◆ **Aim**
Copy each line that contains the word "shortcut".

Dataset items

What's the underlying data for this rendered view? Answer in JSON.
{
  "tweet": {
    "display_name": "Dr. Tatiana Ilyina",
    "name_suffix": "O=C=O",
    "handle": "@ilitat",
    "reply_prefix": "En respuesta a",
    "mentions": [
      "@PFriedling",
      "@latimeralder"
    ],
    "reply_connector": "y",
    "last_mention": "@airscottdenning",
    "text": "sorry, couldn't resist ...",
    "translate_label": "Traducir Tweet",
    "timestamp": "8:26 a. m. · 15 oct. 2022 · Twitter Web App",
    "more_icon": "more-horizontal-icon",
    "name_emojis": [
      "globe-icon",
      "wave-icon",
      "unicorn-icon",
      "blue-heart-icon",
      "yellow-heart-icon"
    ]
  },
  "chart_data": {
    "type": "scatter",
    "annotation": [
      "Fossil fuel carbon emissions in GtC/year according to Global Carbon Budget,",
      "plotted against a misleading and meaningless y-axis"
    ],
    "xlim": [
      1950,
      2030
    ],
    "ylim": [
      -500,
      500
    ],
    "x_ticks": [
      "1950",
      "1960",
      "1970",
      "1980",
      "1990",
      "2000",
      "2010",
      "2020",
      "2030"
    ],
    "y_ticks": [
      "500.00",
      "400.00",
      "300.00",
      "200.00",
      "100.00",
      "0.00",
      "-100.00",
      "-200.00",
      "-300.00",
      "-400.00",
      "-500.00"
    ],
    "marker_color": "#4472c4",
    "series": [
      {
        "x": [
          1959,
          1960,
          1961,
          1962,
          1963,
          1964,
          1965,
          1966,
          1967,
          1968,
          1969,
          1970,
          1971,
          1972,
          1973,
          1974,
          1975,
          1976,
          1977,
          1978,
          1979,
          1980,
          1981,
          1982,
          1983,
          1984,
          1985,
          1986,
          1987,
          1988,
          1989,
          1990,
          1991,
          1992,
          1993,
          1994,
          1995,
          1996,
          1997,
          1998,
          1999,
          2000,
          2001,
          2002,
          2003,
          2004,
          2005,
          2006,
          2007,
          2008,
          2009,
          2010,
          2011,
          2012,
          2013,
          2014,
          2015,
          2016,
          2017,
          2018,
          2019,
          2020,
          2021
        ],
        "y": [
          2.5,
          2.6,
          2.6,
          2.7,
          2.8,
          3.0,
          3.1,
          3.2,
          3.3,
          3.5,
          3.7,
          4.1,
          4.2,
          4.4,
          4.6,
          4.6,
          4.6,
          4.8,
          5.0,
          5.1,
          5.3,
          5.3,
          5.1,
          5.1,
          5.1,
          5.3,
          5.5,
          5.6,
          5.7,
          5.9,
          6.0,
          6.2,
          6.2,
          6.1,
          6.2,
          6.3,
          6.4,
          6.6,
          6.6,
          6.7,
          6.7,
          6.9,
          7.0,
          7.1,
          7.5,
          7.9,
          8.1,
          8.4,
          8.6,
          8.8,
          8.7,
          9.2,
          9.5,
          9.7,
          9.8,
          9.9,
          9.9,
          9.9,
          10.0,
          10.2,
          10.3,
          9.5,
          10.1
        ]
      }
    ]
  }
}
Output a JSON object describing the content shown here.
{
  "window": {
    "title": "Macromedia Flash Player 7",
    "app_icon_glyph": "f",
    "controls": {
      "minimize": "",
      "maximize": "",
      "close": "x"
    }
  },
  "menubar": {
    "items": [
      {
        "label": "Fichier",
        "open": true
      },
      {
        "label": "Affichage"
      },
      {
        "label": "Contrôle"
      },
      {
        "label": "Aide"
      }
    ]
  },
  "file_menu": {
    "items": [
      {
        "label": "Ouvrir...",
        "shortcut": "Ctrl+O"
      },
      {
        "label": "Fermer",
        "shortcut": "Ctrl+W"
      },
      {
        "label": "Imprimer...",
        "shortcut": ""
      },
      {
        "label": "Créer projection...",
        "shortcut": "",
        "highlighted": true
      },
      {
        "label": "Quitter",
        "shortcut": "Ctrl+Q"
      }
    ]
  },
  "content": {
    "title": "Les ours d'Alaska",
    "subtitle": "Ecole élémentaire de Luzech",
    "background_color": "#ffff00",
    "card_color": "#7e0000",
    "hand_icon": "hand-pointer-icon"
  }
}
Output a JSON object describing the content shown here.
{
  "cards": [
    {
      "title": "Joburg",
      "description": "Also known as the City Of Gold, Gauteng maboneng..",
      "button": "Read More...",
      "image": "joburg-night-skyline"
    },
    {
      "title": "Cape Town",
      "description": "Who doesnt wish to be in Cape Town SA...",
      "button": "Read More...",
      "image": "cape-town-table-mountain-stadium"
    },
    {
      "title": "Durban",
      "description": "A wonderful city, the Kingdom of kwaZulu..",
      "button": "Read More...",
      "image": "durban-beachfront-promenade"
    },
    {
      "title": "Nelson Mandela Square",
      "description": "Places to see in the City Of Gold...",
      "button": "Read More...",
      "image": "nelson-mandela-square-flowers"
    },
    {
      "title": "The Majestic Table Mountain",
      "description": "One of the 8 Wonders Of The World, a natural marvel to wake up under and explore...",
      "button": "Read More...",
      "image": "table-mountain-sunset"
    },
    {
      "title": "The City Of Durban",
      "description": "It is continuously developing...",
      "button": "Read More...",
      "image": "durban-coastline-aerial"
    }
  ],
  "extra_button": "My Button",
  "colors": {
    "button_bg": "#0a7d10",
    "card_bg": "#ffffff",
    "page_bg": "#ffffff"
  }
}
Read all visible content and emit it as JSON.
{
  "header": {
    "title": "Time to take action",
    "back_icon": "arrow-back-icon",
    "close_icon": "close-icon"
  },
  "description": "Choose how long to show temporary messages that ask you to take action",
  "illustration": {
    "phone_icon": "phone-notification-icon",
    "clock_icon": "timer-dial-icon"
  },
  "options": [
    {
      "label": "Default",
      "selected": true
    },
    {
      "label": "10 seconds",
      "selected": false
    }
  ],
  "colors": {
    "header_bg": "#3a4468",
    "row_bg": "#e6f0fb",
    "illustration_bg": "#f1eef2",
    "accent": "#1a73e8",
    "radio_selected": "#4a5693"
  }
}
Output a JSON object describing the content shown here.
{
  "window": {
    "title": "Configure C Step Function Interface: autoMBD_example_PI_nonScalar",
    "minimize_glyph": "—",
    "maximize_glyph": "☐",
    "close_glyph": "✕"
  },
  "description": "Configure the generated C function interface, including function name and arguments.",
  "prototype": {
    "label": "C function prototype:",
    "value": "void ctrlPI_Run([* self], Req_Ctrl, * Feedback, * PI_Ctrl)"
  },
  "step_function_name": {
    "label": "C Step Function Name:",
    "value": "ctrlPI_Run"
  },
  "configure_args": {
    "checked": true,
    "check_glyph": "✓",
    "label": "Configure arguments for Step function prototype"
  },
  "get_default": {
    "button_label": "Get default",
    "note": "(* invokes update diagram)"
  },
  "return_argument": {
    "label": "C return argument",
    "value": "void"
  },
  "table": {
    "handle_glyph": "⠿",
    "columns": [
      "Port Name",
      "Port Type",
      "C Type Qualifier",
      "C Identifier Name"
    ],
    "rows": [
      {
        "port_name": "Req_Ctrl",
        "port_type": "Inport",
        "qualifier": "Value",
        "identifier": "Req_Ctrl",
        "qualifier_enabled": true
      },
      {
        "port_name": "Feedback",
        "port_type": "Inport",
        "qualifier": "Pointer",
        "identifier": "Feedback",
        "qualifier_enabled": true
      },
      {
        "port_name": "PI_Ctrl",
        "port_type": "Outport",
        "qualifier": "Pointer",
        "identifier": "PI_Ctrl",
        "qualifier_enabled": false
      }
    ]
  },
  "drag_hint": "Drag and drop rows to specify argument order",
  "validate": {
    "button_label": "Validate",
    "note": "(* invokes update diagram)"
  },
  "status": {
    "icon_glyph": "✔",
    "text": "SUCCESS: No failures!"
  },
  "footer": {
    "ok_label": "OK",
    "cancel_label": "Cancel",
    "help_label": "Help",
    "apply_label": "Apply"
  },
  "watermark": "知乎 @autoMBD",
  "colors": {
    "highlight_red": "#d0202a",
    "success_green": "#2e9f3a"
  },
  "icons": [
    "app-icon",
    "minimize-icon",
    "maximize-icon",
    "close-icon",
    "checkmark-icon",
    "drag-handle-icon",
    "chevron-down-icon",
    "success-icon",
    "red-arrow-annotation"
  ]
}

◆ **Written response**
        "shortcut": "Ctrl+O"
        "shortcut": "Ctrl+W"
        "shortcut": ""
        "shortcut": "",
        "shortcut": "Ctrl+Q"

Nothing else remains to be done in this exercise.